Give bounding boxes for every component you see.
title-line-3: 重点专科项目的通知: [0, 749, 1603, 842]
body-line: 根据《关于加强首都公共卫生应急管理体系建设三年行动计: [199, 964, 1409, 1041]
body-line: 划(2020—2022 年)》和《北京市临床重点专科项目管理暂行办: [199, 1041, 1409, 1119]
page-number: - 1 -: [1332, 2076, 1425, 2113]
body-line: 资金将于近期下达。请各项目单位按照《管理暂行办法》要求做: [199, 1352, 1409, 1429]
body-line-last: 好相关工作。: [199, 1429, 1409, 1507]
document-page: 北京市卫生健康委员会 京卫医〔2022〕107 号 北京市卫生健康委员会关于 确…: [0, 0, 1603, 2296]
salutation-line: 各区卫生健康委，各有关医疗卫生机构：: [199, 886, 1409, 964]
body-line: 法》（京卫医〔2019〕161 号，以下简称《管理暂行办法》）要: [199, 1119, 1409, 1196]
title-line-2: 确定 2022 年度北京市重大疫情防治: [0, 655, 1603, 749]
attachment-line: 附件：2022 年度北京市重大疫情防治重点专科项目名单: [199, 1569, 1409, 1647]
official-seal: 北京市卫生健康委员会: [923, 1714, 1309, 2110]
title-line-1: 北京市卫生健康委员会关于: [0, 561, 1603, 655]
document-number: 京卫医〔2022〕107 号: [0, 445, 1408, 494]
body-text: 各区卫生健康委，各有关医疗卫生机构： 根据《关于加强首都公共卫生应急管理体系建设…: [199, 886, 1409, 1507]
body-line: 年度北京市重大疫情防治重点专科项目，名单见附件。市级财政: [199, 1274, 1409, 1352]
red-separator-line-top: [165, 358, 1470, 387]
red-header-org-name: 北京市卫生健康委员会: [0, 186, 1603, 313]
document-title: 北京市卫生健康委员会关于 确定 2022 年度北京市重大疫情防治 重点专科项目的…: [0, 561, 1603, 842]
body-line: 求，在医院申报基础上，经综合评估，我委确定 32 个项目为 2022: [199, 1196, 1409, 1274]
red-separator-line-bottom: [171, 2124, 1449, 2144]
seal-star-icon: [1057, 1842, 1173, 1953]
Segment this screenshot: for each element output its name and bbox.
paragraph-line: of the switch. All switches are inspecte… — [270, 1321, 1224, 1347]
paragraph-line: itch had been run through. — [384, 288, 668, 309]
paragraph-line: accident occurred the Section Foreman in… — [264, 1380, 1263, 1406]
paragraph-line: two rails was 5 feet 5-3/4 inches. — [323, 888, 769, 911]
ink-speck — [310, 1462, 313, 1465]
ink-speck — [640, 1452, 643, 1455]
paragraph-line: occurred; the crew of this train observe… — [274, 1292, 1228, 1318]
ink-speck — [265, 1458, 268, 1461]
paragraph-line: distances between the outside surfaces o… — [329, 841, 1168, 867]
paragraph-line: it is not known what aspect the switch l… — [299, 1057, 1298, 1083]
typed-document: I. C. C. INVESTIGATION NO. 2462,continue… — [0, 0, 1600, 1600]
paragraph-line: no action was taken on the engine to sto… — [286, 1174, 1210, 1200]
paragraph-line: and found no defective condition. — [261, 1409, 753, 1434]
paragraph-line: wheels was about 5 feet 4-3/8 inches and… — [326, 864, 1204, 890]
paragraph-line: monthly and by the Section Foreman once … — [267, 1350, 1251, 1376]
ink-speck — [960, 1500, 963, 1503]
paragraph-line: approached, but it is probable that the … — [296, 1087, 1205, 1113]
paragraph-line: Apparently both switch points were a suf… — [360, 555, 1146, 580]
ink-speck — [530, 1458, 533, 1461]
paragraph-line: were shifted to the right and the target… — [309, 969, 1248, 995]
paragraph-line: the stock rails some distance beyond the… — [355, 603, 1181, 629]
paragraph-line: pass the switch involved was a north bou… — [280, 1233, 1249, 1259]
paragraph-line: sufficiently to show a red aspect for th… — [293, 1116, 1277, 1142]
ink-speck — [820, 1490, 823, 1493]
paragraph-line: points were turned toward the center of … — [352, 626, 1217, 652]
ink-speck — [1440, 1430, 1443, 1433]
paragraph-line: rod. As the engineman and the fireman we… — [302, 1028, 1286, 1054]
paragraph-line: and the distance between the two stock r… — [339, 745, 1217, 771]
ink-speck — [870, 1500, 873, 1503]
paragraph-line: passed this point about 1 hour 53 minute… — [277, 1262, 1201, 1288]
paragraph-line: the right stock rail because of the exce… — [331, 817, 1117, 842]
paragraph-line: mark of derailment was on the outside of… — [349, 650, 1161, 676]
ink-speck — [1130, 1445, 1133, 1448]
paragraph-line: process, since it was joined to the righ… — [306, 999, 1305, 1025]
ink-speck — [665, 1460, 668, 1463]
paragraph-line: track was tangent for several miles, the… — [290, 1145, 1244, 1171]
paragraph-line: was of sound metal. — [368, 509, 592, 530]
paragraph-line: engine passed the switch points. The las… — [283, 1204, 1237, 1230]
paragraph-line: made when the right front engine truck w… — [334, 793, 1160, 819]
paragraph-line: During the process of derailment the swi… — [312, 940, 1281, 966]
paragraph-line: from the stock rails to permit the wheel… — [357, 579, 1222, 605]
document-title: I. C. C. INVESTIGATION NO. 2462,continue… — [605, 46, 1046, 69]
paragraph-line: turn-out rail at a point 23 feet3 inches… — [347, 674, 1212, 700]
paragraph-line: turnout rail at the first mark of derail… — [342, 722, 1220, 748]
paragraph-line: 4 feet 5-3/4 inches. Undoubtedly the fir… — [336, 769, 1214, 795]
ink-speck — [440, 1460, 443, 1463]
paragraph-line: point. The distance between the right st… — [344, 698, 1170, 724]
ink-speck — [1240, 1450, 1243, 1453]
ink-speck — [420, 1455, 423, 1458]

□ □ □ □ □

● Task
Reproduce all of the material above word for word, keeping every line and number unchanged.

● Result
Give bounding boxes for every component you see.
title-line-3: 重点专科项目的通知: [0, 749, 1603, 842]
body-line: 根据《关于加强首都公共卫生应急管理体系建设三年行动计: [199, 964, 1409, 1041]
body-line: 划(2020—2022 年)》和《北京市临床重点专科项目管理暂行办: [199, 1041, 1409, 1119]
page-number: - 1 -: [1332, 2076, 1425, 2113]
body-line: 资金将于近期下达。请各项目单位按照《管理暂行办法》要求做: [199, 1352, 1409, 1429]
body-line-last: 好相关工作。: [199, 1429, 1409, 1507]
document-page: 北京市卫生健康委员会 京卫医〔2022〕107 号 北京市卫生健康委员会关于 确…: [0, 0, 1603, 2296]
salutation-line: 各区卫生健康委，各有关医疗卫生机构：: [199, 886, 1409, 964]
body-line: 法》（京卫医〔2019〕161 号，以下简称《管理暂行办法》）要: [199, 1119, 1409, 1196]
title-line-2: 确定 2022 年度北京市重大疫情防治: [0, 655, 1603, 749]
attachment-line: 附件：2022 年度北京市重大疫情防治重点专科项目名单: [199, 1569, 1409, 1647]
official-seal: 北京市卫生健康委员会: [923, 1714, 1309, 2110]
title-line-1: 北京市卫生健康委员会关于: [0, 561, 1603, 655]
document-number: 京卫医〔2022〕107 号: [0, 445, 1408, 494]
body-text: 各区卫生健康委，各有关医疗卫生机构： 根据《关于加强首都公共卫生应急管理体系建设…: [199, 886, 1409, 1507]
body-line: 年度北京市重大疫情防治重点专科项目，名单见附件。市级财政: [199, 1274, 1409, 1352]
red-separator-line-top: [165, 358, 1470, 387]
red-header-org-name: 北京市卫生健康委员会: [0, 186, 1603, 313]
document-title: 北京市卫生健康委员会关于 确定 2022 年度北京市重大疫情防治 重点专科项目的…: [0, 561, 1603, 842]
body-line: 求，在医院申报基础上，经综合评估，我委确定 32 个项目为 2022: [199, 1196, 1409, 1274]
red-separator-line-bottom: [171, 2124, 1449, 2144]
seal-star-icon: [1057, 1842, 1173, 1953]
Segment this screenshot: for each element output its name and bbox.
paragraph-line: of the switch. All switches are inspecte… — [270, 1321, 1224, 1347]
paragraph-line: itch had been run through. — [384, 288, 668, 309]
paragraph-line: accident occurred the Section Foreman in… — [264, 1380, 1263, 1406]
paragraph-line: two rails was 5 feet 5-3/4 inches. — [323, 888, 769, 911]
ink-speck — [310, 1462, 313, 1465]
ink-speck — [640, 1452, 643, 1455]
paragraph-line: occurred; the crew of this train observe… — [274, 1292, 1228, 1318]
ink-speck — [265, 1458, 268, 1461]
paragraph-line: distances between the outside surfaces o… — [329, 841, 1168, 867]
paragraph-line: it is not known what aspect the switch l… — [299, 1057, 1298, 1083]
typed-document: I. C. C. INVESTIGATION NO. 2462,continue… — [0, 0, 1600, 1600]
paragraph-line: no action was taken on the engine to sto… — [286, 1174, 1210, 1200]
paragraph-line: and found no defective condition. — [261, 1409, 753, 1434]
paragraph-line: wheels was about 5 feet 4-3/8 inches and… — [326, 864, 1204, 890]
paragraph-line: monthly and by the Section Foreman once … — [267, 1350, 1251, 1376]
ink-speck — [960, 1500, 963, 1503]
paragraph-line: approached, but it is probable that the … — [296, 1087, 1205, 1113]
paragraph-line: Apparently both switch points were a suf… — [360, 555, 1146, 580]
ink-speck — [530, 1458, 533, 1461]
paragraph-line: were shifted to the right and the target… — [309, 969, 1248, 995]
paragraph-line: the stock rails some distance beyond the… — [355, 603, 1181, 629]
paragraph-line: pass the switch involved was a north bou… — [280, 1233, 1249, 1259]
paragraph-line: sufficiently to show a red aspect for th… — [293, 1116, 1277, 1142]
ink-speck — [820, 1490, 823, 1493]
paragraph-line: points were turned toward the center of … — [352, 626, 1217, 652]
ink-speck — [1440, 1430, 1443, 1433]
paragraph-line: rod. As the engineman and the fireman we… — [302, 1028, 1286, 1054]
paragraph-line: and the distance between the two stock r… — [339, 745, 1217, 771]
ink-speck — [870, 1500, 873, 1503]
paragraph-line: passed this point about 1 hour 53 minute… — [277, 1262, 1201, 1288]
paragraph-line: the right stock rail because of the exce… — [331, 817, 1117, 842]
paragraph-line: mark of derailment was on the outside of… — [349, 650, 1161, 676]
ink-speck — [1130, 1445, 1133, 1448]
paragraph-line: process, since it was joined to the righ… — [306, 999, 1305, 1025]
ink-speck — [665, 1460, 668, 1463]
paragraph-line: track was tangent for several miles, the… — [290, 1145, 1244, 1171]
paragraph-line: was of sound metal. — [368, 509, 592, 530]
paragraph-line: engine passed the switch points. The las… — [283, 1204, 1237, 1230]
paragraph-line: made when the right front engine truck w… — [334, 793, 1160, 819]
paragraph-line: During the process of derailment the swi… — [312, 940, 1281, 966]
paragraph-line: from the stock rails to permit the wheel… — [357, 579, 1222, 605]
document-title: I. C. C. INVESTIGATION NO. 2462,continue… — [605, 46, 1046, 69]
paragraph-line: turn-out rail at a point 23 feet3 inches… — [347, 674, 1212, 700]
paragraph-line: turnout rail at the first mark of derail… — [342, 722, 1220, 748]
paragraph-line: 4 feet 5-3/4 inches. Undoubtedly the fir… — [336, 769, 1214, 795]
ink-speck — [440, 1460, 443, 1463]
paragraph-line: point. The distance between the right st… — [344, 698, 1170, 724]
ink-speck — [1240, 1450, 1243, 1453]
ink-speck — [420, 1455, 423, 1458]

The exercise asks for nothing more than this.